*RECORD SET*.
:::

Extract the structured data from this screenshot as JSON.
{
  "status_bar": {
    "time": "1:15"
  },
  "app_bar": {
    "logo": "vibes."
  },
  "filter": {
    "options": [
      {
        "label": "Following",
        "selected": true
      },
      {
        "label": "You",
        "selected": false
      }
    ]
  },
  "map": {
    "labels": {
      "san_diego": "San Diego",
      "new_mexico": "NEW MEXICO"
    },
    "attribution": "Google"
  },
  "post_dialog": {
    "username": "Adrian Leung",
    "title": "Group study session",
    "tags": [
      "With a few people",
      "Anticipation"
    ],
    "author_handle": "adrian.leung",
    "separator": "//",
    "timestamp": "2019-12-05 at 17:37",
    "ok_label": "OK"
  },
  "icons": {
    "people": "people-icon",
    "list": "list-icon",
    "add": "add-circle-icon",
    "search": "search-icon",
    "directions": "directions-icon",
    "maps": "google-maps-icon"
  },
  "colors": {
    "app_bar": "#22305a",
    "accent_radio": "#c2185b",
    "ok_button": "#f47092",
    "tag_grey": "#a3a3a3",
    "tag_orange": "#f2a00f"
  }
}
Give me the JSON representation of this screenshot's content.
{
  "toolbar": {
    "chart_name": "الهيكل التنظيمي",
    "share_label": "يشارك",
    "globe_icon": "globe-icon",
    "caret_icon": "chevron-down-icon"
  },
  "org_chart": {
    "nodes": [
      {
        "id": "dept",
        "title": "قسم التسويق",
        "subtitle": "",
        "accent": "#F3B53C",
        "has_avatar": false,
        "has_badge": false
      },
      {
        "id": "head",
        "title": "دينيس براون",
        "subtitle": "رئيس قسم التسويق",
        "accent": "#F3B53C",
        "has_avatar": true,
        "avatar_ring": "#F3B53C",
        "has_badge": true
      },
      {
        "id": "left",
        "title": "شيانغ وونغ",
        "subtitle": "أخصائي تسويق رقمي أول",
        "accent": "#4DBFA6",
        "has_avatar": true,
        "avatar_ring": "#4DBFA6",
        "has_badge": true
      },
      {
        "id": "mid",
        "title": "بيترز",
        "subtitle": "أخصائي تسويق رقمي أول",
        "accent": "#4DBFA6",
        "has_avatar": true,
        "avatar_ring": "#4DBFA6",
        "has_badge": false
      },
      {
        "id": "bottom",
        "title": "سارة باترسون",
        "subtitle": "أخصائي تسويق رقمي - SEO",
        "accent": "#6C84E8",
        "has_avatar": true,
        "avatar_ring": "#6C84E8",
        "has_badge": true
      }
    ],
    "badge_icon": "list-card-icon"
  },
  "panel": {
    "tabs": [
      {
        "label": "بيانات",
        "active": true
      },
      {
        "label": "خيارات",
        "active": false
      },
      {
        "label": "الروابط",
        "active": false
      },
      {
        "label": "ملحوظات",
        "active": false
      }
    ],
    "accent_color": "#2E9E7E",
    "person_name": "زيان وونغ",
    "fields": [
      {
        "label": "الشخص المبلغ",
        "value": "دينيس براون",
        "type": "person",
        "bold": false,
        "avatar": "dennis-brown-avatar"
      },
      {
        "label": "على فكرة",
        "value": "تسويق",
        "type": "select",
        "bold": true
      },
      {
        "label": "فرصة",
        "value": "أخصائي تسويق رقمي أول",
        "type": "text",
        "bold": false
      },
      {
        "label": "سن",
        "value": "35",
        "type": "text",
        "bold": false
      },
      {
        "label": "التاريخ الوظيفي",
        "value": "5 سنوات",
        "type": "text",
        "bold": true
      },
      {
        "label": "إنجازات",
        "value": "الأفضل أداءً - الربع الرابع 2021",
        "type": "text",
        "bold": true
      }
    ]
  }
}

:::

*THE EXERCISE*.
Pull out all lines of the data with the string "list".

*ANSWER TO THE PROBLEM*.
    "list": "list-icon",
    "badge_icon": "list-card-icon"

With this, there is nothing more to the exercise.